▶ **GIVEN REQUEST**
Print all of the lines exactly. Any picture among them stays out.

..............................

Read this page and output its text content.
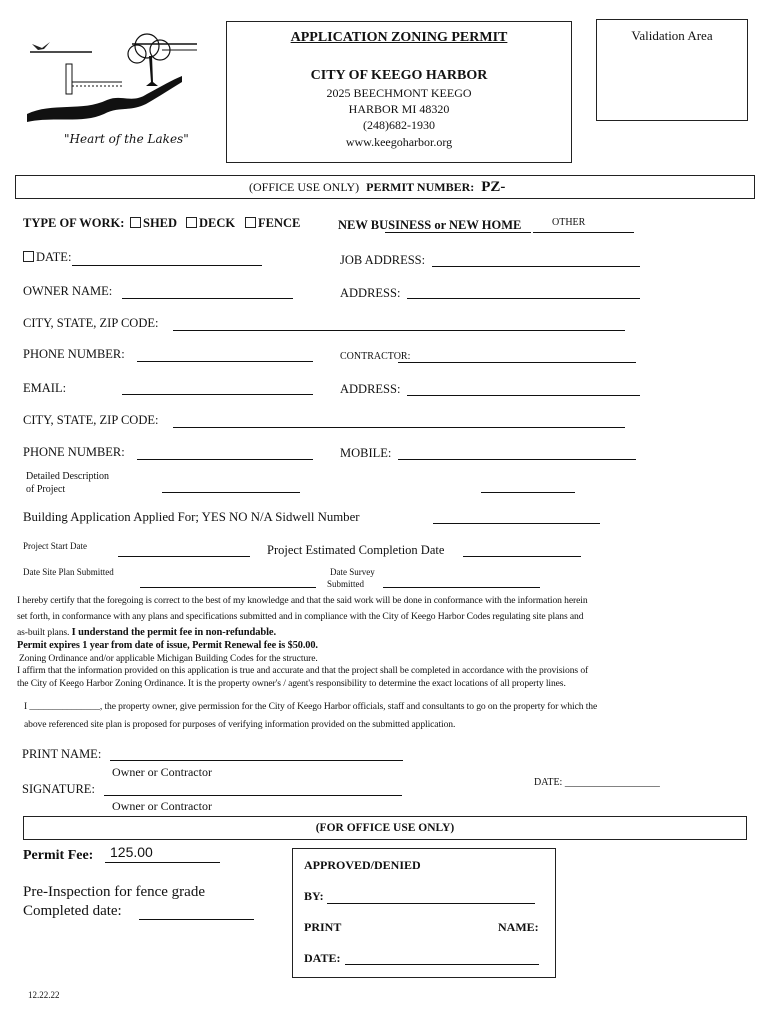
"Heart of the Lakes"
APPLICATION ZONING PERMIT
CITY OF KEEGO HARBOR
2025 BEECHMONT KEEGO
HARBOR MI 48320
(248)682-1930
www.keegoharbor.org
Validation Area
(OFFICE USE ONLY) PERMIT NUMBER: PZ-
TYPE OF WORK:	SHED	DECK	FENCE	NEW BUSINESS or NEW HOME	OTHER
DATE:	JOB ADDRESS:
OWNER NAME:	ADDRESS:
CITY, STATE, ZIP CODE:
PHONE NUMBER:	CONTRACTOR:
EMAIL:	ADDRESS:
CITY, STATE, ZIP CODE:
PHONE NUMBER:	MOBILE:
Detailed Description
of Project
Building Application Applied For; YES NO N/A Sidwell Number
Project Start Date	Project Estimated Completion Date
Date Site Plan Submitted	Date Survey
Submitted
I hereby certify that the foregoing is correct to the best of my knowledge and that the said work will be done in conformance with the information herein
set forth, in conformance with any plans and specifications submitted and in compliance with the City of Keego Harbor Codes regulating site plans and
as-built plans. I understand the permit fee in non-refundable.
Permit expires 1 year from date of issue, Permit Renewal fee is $50.00.
Zoning Ordinance and/or applicable Michigan Building Codes for the structure.
I affirm that the information provided on this application is true and accurate and that the project shall be completed in accordance with the provisions of
the City of Keego Harbor Zoning Ordinance. It is the property owner's / agent's responsibility to determine the exact locations of all property lines.
I _______________, the property owner, give permission for the City of Keego Harbor officials, staff and consultants to go on the property for which the
above referenced site plan is proposed for purposes of verifying information provided on the submitted application.
PRINT NAME:
Owner or Contractor
DATE: ___________________
SIGNATURE:
Owner or Contractor
(FOR OFFICE USE ONLY)
Permit Fee: 125.00
Pre-Inspection for fence grade
Completed date:
APPROVED/DENIED
BY:
PRINT	NAME:
DATE:
12.22.22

..............................

▶ **SOLUTION TO THIS PROBLEM**
Read this page and output its text content.
"Heart of the Lakes"
APPLICATION ZONING PERMIT
CITY OF KEEGO HARBOR
2025 BEECHMONT KEEGO
HARBOR MI 48320
(248)682-1930
www.keegoharbor.org
Validation Area
(OFFICE USE ONLY) PERMIT NUMBER: PZ-
TYPE OF WORK:	SHED	DECK	FENCE	NEW BUSINESS or NEW HOME	OTHER
DATE:	JOB ADDRESS:
OWNER NAME:	ADDRESS:
CITY, STATE, ZIP CODE:
PHONE NUMBER:	CONTRACTOR:
EMAIL:	ADDRESS:
CITY, STATE, ZIP CODE:
PHONE NUMBER:	MOBILE:
Detailed Description
of Project
Building Application Applied For; YES NO N/A Sidwell Number
Project Start Date	Project Estimated Completion Date
Date Site Plan Submitted	Date Survey
Submitted
I hereby certify that the foregoing is correct to the best of my knowledge and that the said work will be done in conformance with the information herein
set forth, in conformance with any plans and specifications submitted and in compliance with the City of Keego Harbor Codes regulating site plans and
as-built plans. I understand the permit fee in non-refundable.
Permit expires 1 year from date of issue, Permit Renewal fee is $50.00.
Zoning Ordinance and/or applicable Michigan Building Codes for the structure.
I affirm that the information provided on this application is true and accurate and that the project shall be completed in accordance with the provisions of
the City of Keego Harbor Zoning Ordinance. It is the property owner's / agent's responsibility to determine the exact locations of all property lines.
I _______________, the property owner, give permission for the City of Keego Harbor officials, staff and consultants to go on the property for which the
above referenced site plan is proposed for purposes of verifying information provided on the submitted application.
PRINT NAME:
Owner or Contractor
DATE: ___________________
SIGNATURE:
Owner or Contractor
(FOR OFFICE USE ONLY)
Permit Fee: 125.00
Pre-Inspection for fence grade
Completed date:
APPROVED/DENIED
BY:
PRINT	NAME:
DATE:
12.22.22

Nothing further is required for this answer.